**REQUIRED TASK:** Transcribe the records below in full; pictures stay out of the copy.

**PROVIDED RECORDS:**
◇ ◇ ◇

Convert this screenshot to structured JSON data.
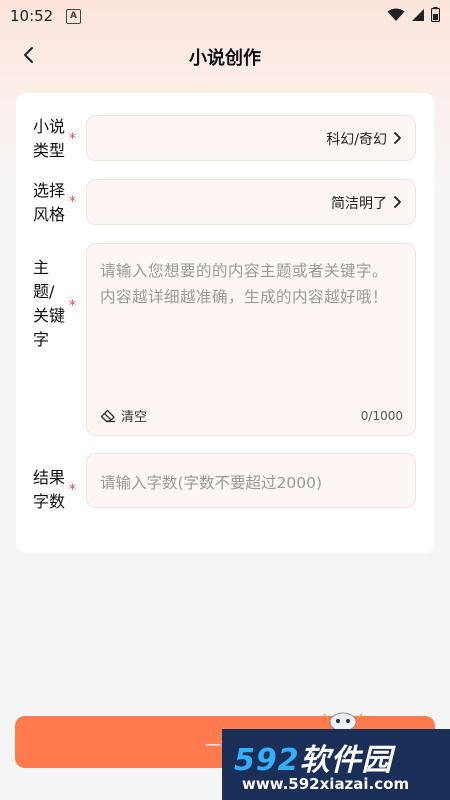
{
  "status_bar": {
    "time": "10:52",
    "indicator": "A"
  },
  "header": {
    "title": "小说创作"
  },
  "form": {
    "type": {
      "label_line1": "小说",
      "label_line2": "类型",
      "required": "*",
      "value": "科幻/奇幻"
    },
    "style": {
      "label_line1": "选择",
      "label_line2": "风格",
      "required": "*",
      "value": "简洁明了"
    },
    "topic": {
      "label_lines": [
        "主",
        "题/",
        "关键",
        "字"
      ],
      "required": "*",
      "placeholder": "请输入您想要的的内容主题或者关键字。内容越详细越准确，生成的内容越好哦！",
      "clear_label": "清空",
      "counter": "0/1000"
    },
    "word_count": {
      "label_line1": "结果",
      "label_line2": "字数",
      "required": "*",
      "placeholder": "请输入字数(字数不要超过2000)"
    }
  },
  "submit": {
    "label": "一键"
  },
  "watermark": {
    "main_text": "软件园",
    "main_number": "592",
    "url": "www.592xiazai.com"
  },
  "icons": {
    "back": "chevron-left-icon",
    "select_arrow": "chevron-right-icon",
    "clear": "eraser-icon",
    "wifi": "wifi-icon",
    "signal": "signal-icon",
    "battery": "battery-icon"
  },
  "colors": {
    "accent": "#ff7a4d",
    "required": "#e84a4a",
    "field_bg": "#fdf6f4"
  }
}
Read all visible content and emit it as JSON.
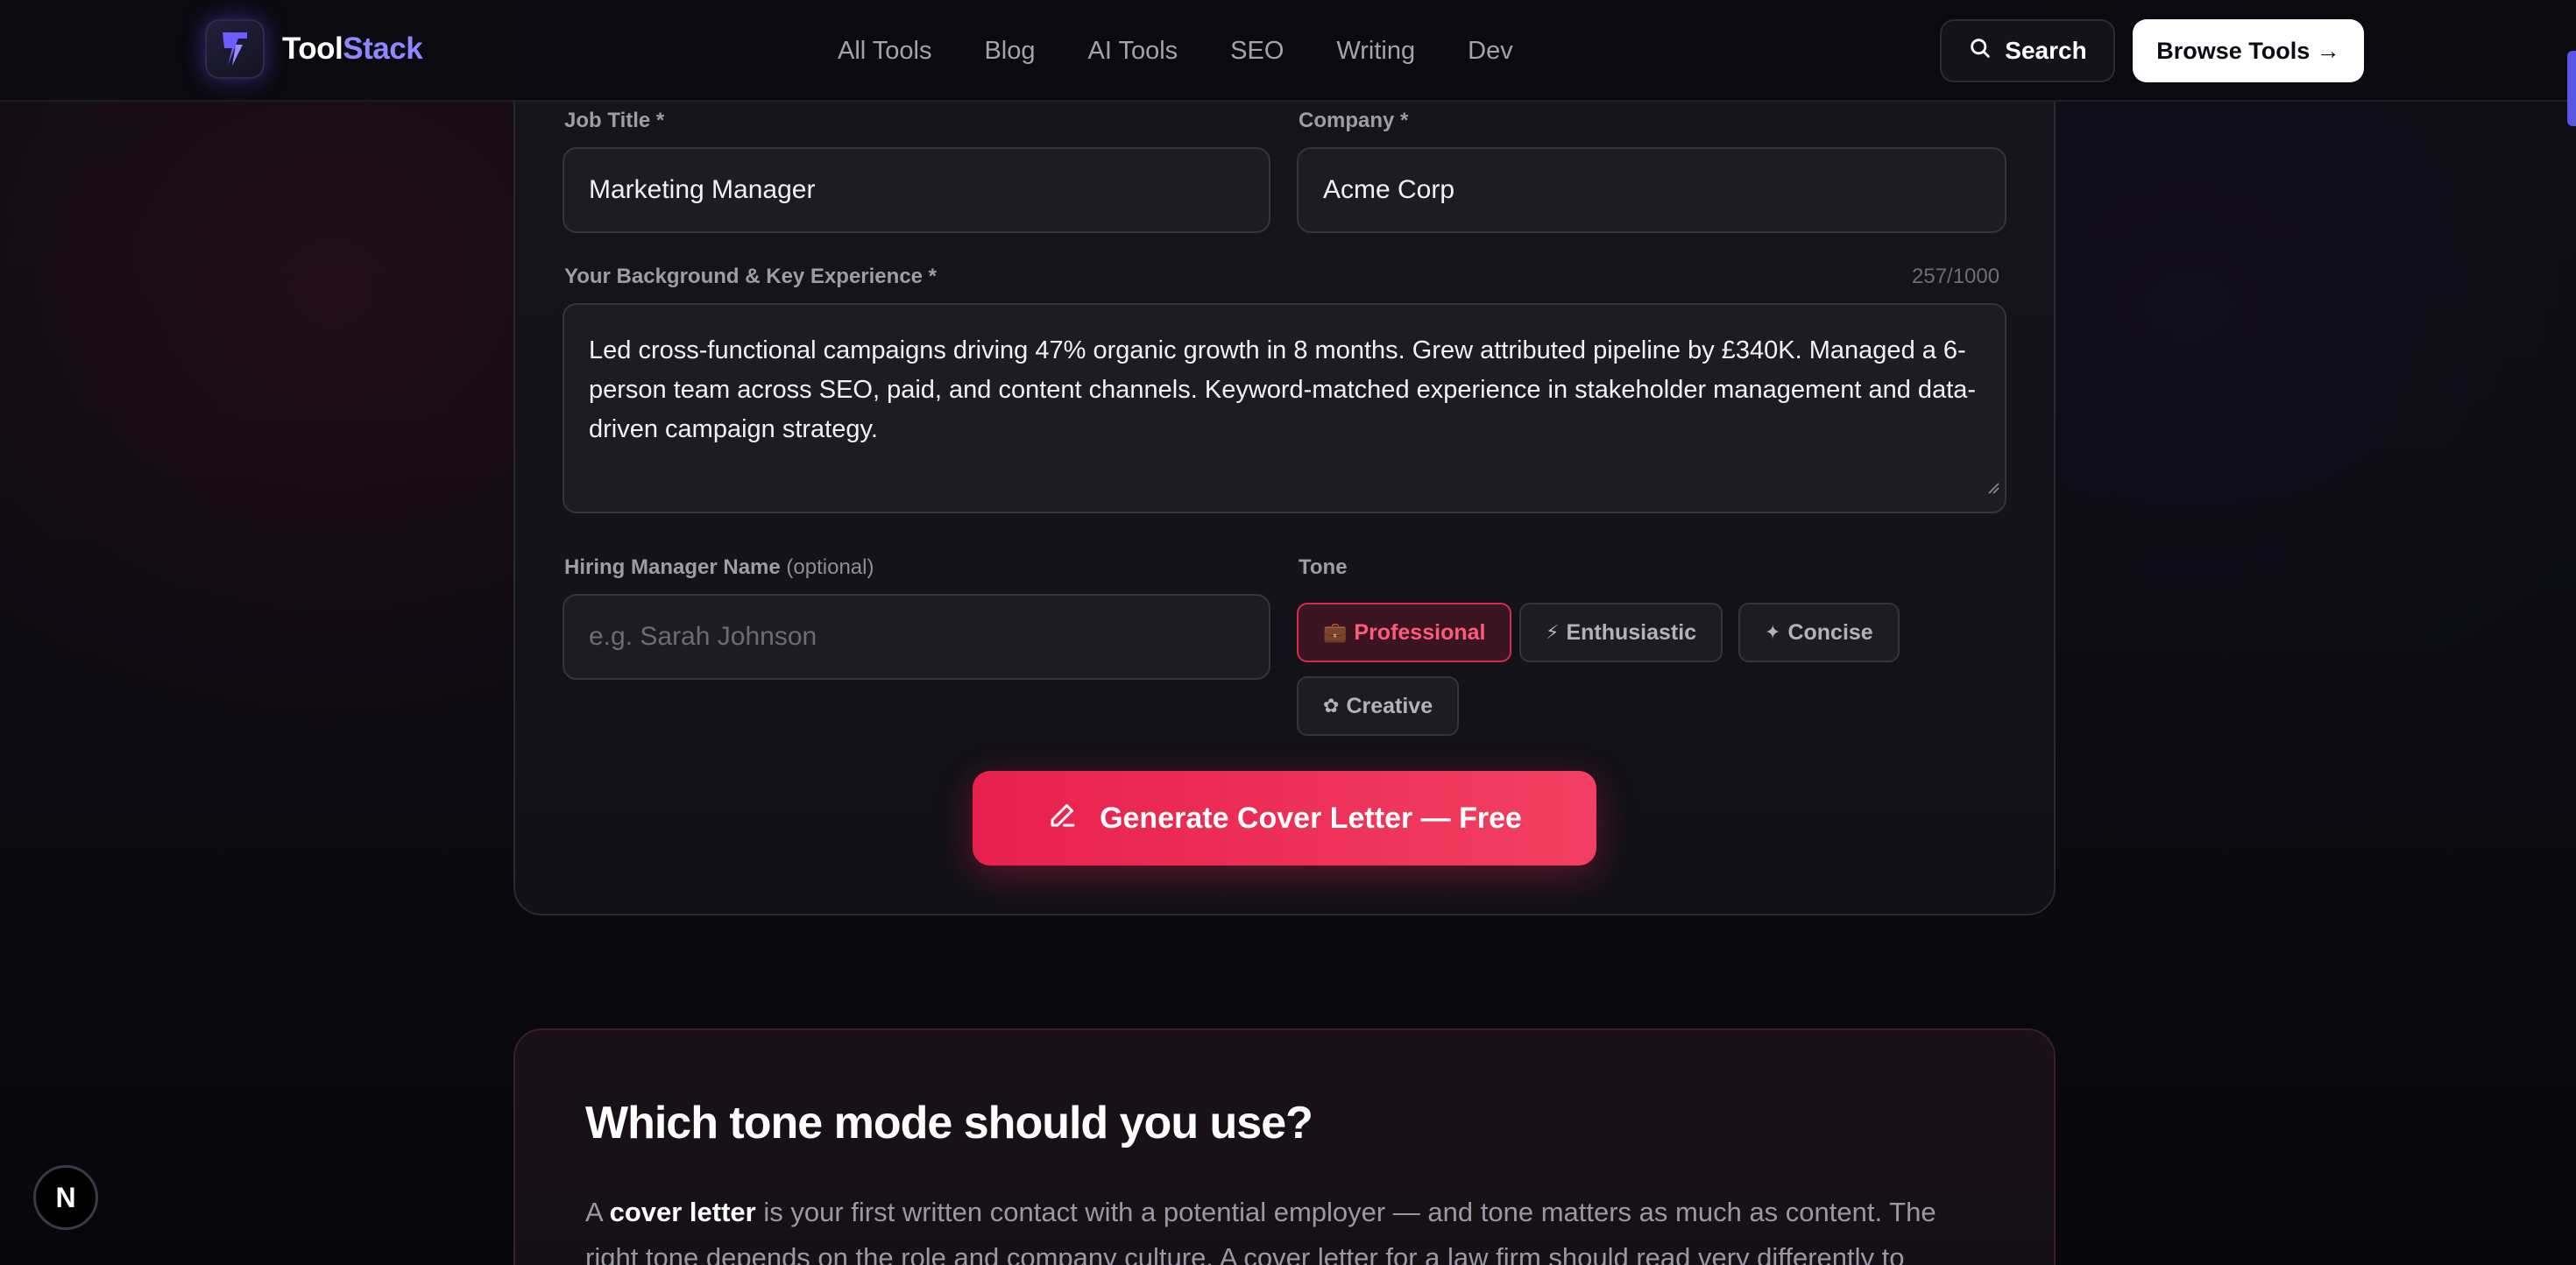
{
  "brand": {
    "name_part1": "Tool",
    "name_part2": "Stack"
  },
  "nav": {
    "links": [
      "All Tools",
      "Blog",
      "AI Tools",
      "SEO",
      "Writing",
      "Dev"
    ],
    "search_label": "Search",
    "browse_label": "Browse Tools →"
  },
  "form": {
    "job_title": {
      "label": "Job Title *",
      "value": "Marketing Manager"
    },
    "company": {
      "label": "Company *",
      "value": "Acme Corp"
    },
    "background": {
      "label": "Your Background & Key Experience *",
      "counter": "257/1000",
      "value": "Led cross-functional campaigns driving 47% organic growth in 8 months. Grew attributed pipeline by £340K. Managed a 6-person team across SEO, paid, and content channels. Keyword-matched experience in stakeholder management and data-driven campaign strategy."
    },
    "hiring_manager": {
      "label": "Hiring Manager Name",
      "label_optional": "(optional)",
      "placeholder": "e.g. Sarah Johnson"
    },
    "tone": {
      "label": "Tone",
      "options": [
        {
          "icon": "💼",
          "label": "Professional",
          "selected": true
        },
        {
          "icon": "⚡",
          "label": "Enthusiastic",
          "selected": false
        },
        {
          "icon": "✦",
          "label": "Concise",
          "selected": false
        },
        {
          "icon": "✿",
          "label": "Creative",
          "selected": false
        }
      ]
    },
    "generate_label": "Generate Cover Letter — Free"
  },
  "info": {
    "title": "Which tone mode should you use?",
    "body_prefix": "A ",
    "body_bold": "cover letter",
    "body_rest": " is your first written contact with a potential employer — and tone matters as much as content. The right tone depends on the role and company culture. A cover letter for a law firm should read very differently to"
  },
  "badge_letter": "N",
  "colors": {
    "accent": "#e8204d",
    "brand_purple": "#8f87ff",
    "background": "#08080d"
  }
}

◇ ◇ ◇

**FINISHED TASK:**
Convert this screenshot to structured JSON data.
{
  "status_bar": {
    "time": "10:52",
    "indicator": "A"
  },
  "header": {
    "title": "小说创作"
  },
  "form": {
    "type": {
      "label_line1": "小说",
      "label_line2": "类型",
      "required": "*",
      "value": "科幻/奇幻"
    },
    "style": {
      "label_line1": "选择",
      "label_line2": "风格",
      "required": "*",
      "value": "简洁明了"
    },
    "topic": {
      "label_lines": [
        "主",
        "题/",
        "关键",
        "字"
      ],
      "required": "*",
      "placeholder": "请输入您想要的的内容主题或者关键字。内容越详细越准确，生成的内容越好哦！",
      "clear_label": "清空",
      "counter": "0/1000"
    },
    "word_count": {
      "label_line1": "结果",
      "label_line2": "字数",
      "required": "*",
      "placeholder": "请输入字数(字数不要超过2000)"
    }
  },
  "submit": {
    "label": "一键"
  },
  "watermark": {
    "main_text": "软件园",
    "main_number": "592",
    "url": "www.592xiazai.com"
  },
  "icons": {
    "back": "chevron-left-icon",
    "select_arrow": "chevron-right-icon",
    "clear": "eraser-icon",
    "wifi": "wifi-icon",
    "signal": "signal-icon",
    "battery": "battery-icon"
  },
  "colors": {
    "accent": "#ff7a4d",
    "required": "#e84a4a",
    "field_bg": "#fdf6f4"
  }
}
Read all visible content and emit it as JSON.
{
  "brand": {
    "name_part1": "Tool",
    "name_part2": "Stack"
  },
  "nav": {
    "links": [
      "All Tools",
      "Blog",
      "AI Tools",
      "SEO",
      "Writing",
      "Dev"
    ],
    "search_label": "Search",
    "browse_label": "Browse Tools →"
  },
  "form": {
    "job_title": {
      "label": "Job Title *",
      "value": "Marketing Manager"
    },
    "company": {
      "label": "Company *",
      "value": "Acme Corp"
    },
    "background": {
      "label": "Your Background & Key Experience *",
      "counter": "257/1000",
      "value": "Led cross-functional campaigns driving 47% organic growth in 8 months. Grew attributed pipeline by £340K. Managed a 6-person team across SEO, paid, and content channels. Keyword-matched experience in stakeholder management and data-driven campaign strategy."
    },
    "hiring_manager": {
      "label": "Hiring Manager Name",
      "label_optional": "(optional)",
      "placeholder": "e.g. Sarah Johnson"
    },
    "tone": {
      "label": "Tone",
      "options": [
        {
          "icon": "💼",
          "label": "Professional",
          "selected": true
        },
        {
          "icon": "⚡",
          "label": "Enthusiastic",
          "selected": false
        },
        {
          "icon": "✦",
          "label": "Concise",
          "selected": false
        },
        {
          "icon": "✿",
          "label": "Creative",
          "selected": false
        }
      ]
    },
    "generate_label": "Generate Cover Letter — Free"
  },
  "info": {
    "title": "Which tone mode should you use?",
    "body_prefix": "A ",
    "body_bold": "cover letter",
    "body_rest": " is your first written contact with a potential employer — and tone matters as much as content. The right tone depends on the role and company culture. A cover letter for a law firm should read very differently to"
  },
  "badge_letter": "N",
  "colors": {
    "accent": "#e8204d",
    "brand_purple": "#8f87ff",
    "background": "#08080d"
  }
}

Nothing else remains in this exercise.